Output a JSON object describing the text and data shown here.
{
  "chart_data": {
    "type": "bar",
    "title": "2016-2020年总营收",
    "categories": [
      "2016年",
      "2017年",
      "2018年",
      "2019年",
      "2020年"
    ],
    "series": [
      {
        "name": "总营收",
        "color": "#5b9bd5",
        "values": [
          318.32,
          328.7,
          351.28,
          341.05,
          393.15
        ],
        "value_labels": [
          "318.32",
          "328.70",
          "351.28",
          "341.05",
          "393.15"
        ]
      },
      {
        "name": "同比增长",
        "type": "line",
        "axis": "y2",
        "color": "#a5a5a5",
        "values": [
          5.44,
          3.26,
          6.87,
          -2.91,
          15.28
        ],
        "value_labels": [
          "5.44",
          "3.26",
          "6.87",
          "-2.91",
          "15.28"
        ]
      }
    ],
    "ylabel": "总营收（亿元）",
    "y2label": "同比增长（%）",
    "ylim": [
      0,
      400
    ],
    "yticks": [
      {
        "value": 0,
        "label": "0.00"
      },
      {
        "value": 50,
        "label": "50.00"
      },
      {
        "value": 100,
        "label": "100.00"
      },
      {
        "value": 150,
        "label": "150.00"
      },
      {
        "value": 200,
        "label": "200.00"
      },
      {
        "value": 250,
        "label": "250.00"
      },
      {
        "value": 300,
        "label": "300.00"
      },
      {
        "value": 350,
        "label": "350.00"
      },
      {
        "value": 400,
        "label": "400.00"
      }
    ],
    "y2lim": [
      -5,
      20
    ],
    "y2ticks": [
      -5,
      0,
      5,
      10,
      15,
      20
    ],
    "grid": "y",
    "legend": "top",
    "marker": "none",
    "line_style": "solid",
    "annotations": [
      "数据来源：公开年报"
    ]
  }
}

--------------------------------------------------

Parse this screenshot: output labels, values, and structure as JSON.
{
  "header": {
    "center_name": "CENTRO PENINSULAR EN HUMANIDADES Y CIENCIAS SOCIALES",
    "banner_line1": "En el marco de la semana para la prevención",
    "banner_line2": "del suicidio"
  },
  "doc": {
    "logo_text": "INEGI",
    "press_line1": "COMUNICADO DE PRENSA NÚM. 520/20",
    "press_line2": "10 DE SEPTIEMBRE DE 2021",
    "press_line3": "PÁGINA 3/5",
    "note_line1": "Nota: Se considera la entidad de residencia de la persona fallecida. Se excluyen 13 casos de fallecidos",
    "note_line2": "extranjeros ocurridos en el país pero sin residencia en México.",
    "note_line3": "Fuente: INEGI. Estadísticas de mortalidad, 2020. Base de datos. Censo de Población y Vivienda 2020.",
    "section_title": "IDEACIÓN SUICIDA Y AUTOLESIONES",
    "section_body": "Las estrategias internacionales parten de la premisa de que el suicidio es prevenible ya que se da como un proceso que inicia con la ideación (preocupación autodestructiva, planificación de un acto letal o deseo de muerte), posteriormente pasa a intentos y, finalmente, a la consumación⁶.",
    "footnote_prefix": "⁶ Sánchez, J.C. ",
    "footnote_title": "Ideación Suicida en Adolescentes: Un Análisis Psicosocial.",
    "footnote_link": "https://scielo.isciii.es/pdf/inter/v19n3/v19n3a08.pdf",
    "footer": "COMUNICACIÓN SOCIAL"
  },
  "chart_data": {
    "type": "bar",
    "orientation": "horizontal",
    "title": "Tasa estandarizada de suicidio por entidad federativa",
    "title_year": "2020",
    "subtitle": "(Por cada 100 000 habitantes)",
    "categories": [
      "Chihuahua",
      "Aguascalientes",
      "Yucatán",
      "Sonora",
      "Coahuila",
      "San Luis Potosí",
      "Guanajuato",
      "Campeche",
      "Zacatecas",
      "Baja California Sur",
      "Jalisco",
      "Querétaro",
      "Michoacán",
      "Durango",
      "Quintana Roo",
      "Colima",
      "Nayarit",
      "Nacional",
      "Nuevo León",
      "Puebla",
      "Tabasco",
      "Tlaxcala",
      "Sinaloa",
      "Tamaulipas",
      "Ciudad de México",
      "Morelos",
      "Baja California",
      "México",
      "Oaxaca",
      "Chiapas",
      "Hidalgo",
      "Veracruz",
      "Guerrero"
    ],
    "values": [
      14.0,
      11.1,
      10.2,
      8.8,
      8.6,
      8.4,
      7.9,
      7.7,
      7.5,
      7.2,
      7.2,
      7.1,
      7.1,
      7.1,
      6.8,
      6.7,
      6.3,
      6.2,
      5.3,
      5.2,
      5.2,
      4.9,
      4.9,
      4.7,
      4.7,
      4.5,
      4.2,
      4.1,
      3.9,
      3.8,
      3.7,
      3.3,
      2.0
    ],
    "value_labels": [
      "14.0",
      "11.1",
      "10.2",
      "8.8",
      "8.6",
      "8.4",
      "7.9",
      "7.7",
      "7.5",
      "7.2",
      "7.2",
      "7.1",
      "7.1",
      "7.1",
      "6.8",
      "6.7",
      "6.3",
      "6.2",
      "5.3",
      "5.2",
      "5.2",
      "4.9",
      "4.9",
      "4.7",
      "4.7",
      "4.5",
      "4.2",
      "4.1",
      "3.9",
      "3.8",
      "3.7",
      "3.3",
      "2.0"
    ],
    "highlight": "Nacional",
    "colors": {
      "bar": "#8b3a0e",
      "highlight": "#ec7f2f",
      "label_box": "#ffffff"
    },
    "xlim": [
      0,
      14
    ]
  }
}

--------------------------------------------------

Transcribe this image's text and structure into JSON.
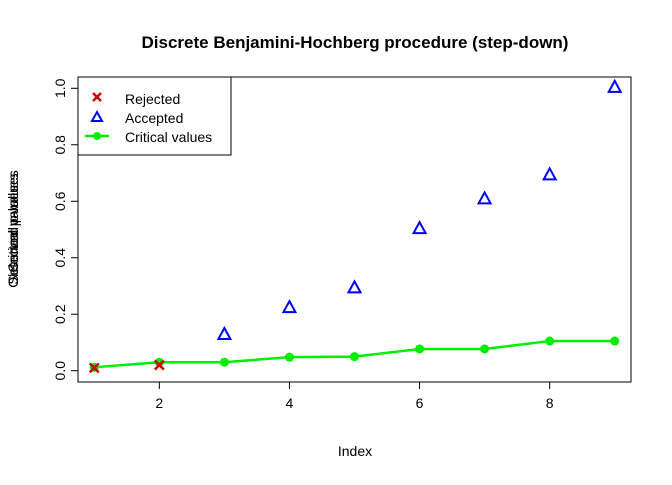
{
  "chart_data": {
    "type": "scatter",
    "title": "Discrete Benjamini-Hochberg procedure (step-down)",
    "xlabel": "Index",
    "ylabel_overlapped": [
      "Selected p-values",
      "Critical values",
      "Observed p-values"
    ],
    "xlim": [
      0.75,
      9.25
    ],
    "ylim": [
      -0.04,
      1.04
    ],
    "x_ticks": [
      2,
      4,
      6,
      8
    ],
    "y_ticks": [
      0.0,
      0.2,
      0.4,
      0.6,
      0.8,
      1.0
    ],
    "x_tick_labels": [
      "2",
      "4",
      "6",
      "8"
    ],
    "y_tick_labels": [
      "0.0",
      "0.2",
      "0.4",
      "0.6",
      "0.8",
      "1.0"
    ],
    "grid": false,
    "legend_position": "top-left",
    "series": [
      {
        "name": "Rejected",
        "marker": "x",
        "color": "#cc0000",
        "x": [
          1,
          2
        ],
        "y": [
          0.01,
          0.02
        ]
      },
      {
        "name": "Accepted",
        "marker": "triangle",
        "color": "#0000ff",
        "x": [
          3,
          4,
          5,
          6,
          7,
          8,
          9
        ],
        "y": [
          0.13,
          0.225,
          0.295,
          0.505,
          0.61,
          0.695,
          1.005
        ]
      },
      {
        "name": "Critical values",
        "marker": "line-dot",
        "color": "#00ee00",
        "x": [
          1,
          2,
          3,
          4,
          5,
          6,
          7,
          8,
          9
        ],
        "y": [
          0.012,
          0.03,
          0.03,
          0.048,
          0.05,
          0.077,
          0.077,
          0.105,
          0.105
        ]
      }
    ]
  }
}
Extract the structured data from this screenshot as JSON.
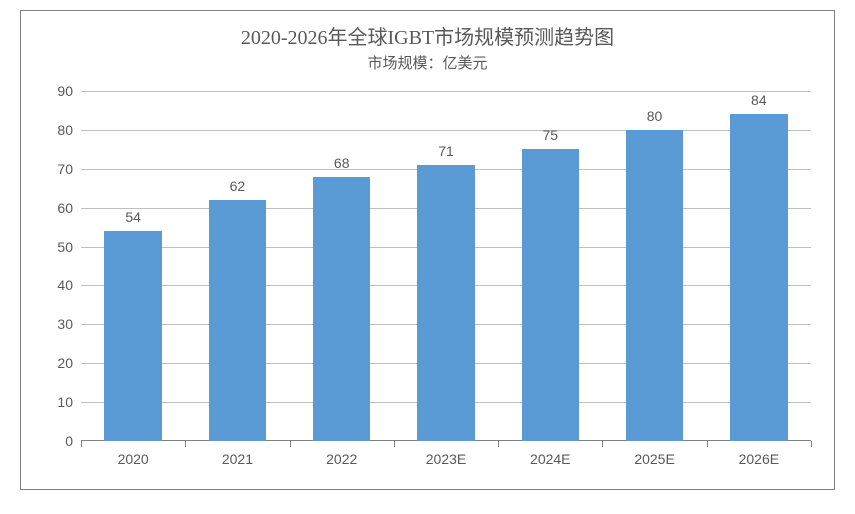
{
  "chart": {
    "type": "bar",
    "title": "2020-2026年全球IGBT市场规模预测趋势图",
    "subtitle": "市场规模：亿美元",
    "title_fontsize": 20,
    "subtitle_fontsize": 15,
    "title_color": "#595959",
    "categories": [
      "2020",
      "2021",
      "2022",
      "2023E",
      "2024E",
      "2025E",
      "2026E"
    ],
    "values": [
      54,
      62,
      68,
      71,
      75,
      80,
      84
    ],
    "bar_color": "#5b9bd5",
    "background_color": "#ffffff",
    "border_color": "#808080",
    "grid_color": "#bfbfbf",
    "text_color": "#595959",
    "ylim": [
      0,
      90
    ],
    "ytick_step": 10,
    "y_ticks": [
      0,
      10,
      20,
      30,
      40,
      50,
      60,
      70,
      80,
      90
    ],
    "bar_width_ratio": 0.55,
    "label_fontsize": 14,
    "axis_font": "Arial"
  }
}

--------------------------------------------------

Tally the lines of the listing that include "JSON". Reply with nothing but the count.

4